A tutela militar que estava inscrita como possibilidade na constituição, se tornou agora uma realidade, à revelia da letra e do espírito do texto de 1988. Se soma às profundas alterações que já haviam se efetuado no sistema partidário, em que a extrema direita surgiu como força majoritária da direita, e em que a classe trabalhadora sofreu profundas restrições na sua representação e na sua organização sindical. O arranjo político do que poderíamos chamar de um regime do golpe de 2016, que está se formando sobre os cacos da Nova República, está muito mais deslocado à direita. Nesse arranjo, o papel do que Gramsci chamava dos poderes sem voto, assumem um papel qualitativamente superior ao que tiveram até 2016. O acordo atual estabelece uma espécie de tutela compartilhada entre a justiça e as forças armadas, que se elevam a garantidoras de um novo pacto, ainda mais conservador, uma garantia de que garante que as classes dominantes e o imperialismo norte americano não vão perder o conquistado em 2016. O pacto atual é muito mais instável do que aquele que se manteve vigente desde 1988 até 2016 e o que poderíamos chamar do regime do golpe ainda está longe de se consolidar.

******************************

* [Tarefa A]: De acordo com o texto sobre a tutela militar e o regime do golpe de 2016, qual é a função da tutela compartilhada entre a justiça e as forças armadas no acordo atual? Explique em uma a três frases.
* [Tarefa B]: Imprima sem nenhuma alteração a parte dos registros que vai do início até a linha que contém "colorbar-band — [432, 584, 456, 630]", incluindo as duas extremidades.

******************************

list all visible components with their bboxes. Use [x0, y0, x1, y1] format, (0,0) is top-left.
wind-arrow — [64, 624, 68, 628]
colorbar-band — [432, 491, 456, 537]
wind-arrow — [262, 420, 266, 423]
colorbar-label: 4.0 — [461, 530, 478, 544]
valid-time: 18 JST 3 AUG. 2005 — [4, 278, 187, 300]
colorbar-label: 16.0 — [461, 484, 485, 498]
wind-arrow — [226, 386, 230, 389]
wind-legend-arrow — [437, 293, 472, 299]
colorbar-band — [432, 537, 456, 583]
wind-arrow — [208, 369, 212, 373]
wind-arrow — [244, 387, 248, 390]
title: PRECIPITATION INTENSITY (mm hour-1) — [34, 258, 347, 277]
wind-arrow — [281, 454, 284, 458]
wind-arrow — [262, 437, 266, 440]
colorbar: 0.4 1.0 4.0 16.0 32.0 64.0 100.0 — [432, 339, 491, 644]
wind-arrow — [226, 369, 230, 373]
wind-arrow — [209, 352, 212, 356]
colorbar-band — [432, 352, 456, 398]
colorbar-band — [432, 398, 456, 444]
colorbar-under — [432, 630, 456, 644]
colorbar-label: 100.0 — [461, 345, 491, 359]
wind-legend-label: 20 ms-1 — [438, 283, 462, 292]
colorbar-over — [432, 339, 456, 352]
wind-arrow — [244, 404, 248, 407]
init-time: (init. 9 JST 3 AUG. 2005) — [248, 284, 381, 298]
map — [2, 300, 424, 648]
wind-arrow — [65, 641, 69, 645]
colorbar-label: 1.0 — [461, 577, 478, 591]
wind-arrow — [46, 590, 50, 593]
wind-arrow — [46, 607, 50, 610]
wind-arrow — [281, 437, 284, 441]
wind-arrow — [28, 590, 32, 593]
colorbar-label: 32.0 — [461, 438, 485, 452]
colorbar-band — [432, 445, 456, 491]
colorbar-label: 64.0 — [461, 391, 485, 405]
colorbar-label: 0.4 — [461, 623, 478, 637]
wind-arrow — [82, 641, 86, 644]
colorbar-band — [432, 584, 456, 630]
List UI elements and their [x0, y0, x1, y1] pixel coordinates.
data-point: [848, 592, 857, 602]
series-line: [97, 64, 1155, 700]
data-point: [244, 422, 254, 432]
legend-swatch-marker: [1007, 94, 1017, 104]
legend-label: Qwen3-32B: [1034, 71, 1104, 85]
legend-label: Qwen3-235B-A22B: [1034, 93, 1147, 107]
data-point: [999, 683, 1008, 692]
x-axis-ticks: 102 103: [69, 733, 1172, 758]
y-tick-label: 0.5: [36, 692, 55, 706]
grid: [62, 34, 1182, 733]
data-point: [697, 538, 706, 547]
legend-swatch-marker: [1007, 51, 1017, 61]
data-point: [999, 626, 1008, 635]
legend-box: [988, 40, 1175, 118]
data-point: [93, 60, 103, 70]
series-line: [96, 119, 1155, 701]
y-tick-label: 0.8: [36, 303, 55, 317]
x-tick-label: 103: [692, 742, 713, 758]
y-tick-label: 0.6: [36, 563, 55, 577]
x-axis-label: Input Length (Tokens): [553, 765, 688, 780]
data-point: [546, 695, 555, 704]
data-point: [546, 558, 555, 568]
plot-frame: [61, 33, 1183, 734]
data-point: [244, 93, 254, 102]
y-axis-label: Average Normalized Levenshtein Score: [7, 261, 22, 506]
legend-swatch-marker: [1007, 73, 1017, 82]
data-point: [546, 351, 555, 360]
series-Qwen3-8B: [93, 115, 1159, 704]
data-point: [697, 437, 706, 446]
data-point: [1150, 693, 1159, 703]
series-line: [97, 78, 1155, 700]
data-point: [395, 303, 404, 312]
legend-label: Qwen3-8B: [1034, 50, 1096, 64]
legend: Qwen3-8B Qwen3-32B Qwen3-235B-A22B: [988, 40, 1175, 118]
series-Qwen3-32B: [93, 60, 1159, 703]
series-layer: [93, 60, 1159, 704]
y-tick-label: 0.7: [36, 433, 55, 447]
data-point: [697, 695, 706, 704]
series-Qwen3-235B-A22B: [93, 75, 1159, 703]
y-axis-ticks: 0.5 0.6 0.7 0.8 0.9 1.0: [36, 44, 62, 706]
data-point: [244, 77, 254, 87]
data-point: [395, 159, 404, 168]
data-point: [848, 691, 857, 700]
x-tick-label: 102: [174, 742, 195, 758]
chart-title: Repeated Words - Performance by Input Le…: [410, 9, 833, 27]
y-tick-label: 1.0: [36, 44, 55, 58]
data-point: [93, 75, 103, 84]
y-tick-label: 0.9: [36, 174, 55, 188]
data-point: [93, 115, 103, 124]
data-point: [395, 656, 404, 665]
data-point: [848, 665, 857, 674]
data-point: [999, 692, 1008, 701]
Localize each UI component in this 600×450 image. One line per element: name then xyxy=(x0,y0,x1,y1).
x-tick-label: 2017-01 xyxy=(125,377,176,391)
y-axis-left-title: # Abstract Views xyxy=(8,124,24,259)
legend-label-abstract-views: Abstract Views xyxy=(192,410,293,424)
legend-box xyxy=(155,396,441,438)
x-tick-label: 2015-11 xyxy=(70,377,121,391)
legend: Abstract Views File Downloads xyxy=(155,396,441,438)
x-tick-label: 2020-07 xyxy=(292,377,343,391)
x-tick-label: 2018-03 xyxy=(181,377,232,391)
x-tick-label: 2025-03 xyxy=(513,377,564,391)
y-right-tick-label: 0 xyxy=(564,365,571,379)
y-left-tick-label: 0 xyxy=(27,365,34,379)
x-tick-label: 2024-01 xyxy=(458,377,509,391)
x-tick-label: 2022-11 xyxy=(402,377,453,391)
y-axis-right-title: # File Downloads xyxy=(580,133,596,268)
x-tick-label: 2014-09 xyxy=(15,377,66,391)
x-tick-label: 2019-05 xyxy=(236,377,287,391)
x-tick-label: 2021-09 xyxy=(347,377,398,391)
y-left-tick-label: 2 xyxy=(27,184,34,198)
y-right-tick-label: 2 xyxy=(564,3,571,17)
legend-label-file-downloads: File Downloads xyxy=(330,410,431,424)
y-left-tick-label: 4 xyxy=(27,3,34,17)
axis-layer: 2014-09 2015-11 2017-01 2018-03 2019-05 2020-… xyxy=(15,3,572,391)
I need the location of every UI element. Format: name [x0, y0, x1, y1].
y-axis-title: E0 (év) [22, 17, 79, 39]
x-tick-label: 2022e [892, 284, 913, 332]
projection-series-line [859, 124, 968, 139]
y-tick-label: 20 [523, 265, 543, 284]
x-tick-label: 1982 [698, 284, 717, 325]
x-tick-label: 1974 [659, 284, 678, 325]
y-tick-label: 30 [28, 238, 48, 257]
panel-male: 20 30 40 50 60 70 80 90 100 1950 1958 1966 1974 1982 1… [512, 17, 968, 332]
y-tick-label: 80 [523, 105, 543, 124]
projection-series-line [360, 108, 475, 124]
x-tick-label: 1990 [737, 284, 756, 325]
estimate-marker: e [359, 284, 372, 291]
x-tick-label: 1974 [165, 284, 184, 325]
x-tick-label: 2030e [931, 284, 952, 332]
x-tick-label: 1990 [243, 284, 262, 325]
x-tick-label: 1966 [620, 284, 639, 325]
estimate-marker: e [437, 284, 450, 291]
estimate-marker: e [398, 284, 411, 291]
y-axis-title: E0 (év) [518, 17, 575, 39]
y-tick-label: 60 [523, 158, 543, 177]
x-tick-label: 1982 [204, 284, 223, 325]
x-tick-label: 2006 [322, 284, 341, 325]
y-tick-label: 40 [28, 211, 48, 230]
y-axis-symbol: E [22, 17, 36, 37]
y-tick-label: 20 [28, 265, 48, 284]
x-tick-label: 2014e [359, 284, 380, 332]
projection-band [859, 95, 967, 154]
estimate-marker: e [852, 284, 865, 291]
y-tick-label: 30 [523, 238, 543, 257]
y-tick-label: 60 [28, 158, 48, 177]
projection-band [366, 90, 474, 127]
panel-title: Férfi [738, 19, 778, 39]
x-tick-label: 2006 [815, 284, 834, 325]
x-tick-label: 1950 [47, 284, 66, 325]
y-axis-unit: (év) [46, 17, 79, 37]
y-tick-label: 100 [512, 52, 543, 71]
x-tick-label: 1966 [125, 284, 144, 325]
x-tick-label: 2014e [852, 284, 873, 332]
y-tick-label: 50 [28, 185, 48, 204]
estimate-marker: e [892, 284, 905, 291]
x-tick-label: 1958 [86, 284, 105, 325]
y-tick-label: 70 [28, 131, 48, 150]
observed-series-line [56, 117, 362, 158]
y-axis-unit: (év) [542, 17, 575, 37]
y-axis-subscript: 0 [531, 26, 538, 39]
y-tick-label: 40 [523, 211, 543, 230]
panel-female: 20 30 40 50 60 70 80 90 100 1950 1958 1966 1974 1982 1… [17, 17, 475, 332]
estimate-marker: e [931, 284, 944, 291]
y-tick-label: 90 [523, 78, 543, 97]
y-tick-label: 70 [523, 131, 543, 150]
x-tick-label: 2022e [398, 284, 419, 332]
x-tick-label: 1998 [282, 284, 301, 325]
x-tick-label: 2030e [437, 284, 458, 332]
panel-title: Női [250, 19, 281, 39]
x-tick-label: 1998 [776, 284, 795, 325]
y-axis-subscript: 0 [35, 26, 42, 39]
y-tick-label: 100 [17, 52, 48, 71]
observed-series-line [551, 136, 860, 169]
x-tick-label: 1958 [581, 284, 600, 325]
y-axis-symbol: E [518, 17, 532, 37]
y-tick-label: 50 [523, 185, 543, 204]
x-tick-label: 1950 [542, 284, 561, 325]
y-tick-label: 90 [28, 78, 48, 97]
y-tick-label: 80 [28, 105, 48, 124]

******************************

* [Resposta final A]: A justiça e as forças armadas se elevam a garantidoras de um novo pacto, ainda mais conservador. Esse pacto assegura que as classes dominantes e o imperialismo norte-americano não vão perder o que conquistaram em 2016.

* [Resposta final B]:
list all visible components with their bboxes. Use [x0, y0, x1, y1] format, (0,0) is top-left.
wind-arrow — [64, 624, 68, 628]
colorbar-band — [432, 491, 456, 537]
wind-arrow — [262, 420, 266, 423]
colorbar-label: 4.0 — [461, 530, 478, 544]
valid-time: 18 JST 3 AUG. 2005 — [4, 278, 187, 300]
colorbar-label: 16.0 — [461, 484, 485, 498]
wind-arrow — [226, 386, 230, 389]
wind-legend-arrow — [437, 293, 472, 299]
colorbar-band — [432, 537, 456, 583]
wind-arrow — [208, 369, 212, 373]
wind-arrow — [244, 387, 248, 390]
title: PRECIPITATION INTENSITY (mm hour-1) — [34, 258, 347, 277]
wind-arrow — [281, 454, 284, 458]
wind-arrow — [262, 437, 266, 440]
colorbar: 0.4 1.0 4.0 16.0 32.0 64.0 100.0 — [432, 339, 491, 644]
wind-arrow — [226, 369, 230, 373]
wind-arrow — [209, 352, 212, 356]
colorbar-band — [432, 352, 456, 398]
colorbar-band — [432, 398, 456, 444]
colorbar-under — [432, 630, 456, 644]
colorbar-label: 100.0 — [461, 345, 491, 359]
wind-legend-label: 20 ms-1 — [438, 283, 462, 292]
colorbar-over — [432, 339, 456, 352]
wind-arrow — [244, 404, 248, 407]
init-time: (init. 9 JST 3 AUG. 2005) — [248, 284, 381, 298]
map — [2, 300, 424, 648]
wind-arrow — [65, 641, 69, 645]
colorbar-label: 1.0 — [461, 577, 478, 591]
wind-arrow — [46, 590, 50, 593]
wind-arrow — [46, 607, 50, 610]
wind-arrow — [281, 437, 284, 441]
wind-arrow — [28, 590, 32, 593]
colorbar-label: 32.0 — [461, 438, 485, 452]
colorbar-band — [432, 445, 456, 491]
colorbar-label: 64.0 — [461, 391, 485, 405]
colorbar-label: 0.4 — [461, 623, 478, 637]
wind-arrow — [82, 641, 86, 644]
colorbar-band — [432, 584, 456, 630]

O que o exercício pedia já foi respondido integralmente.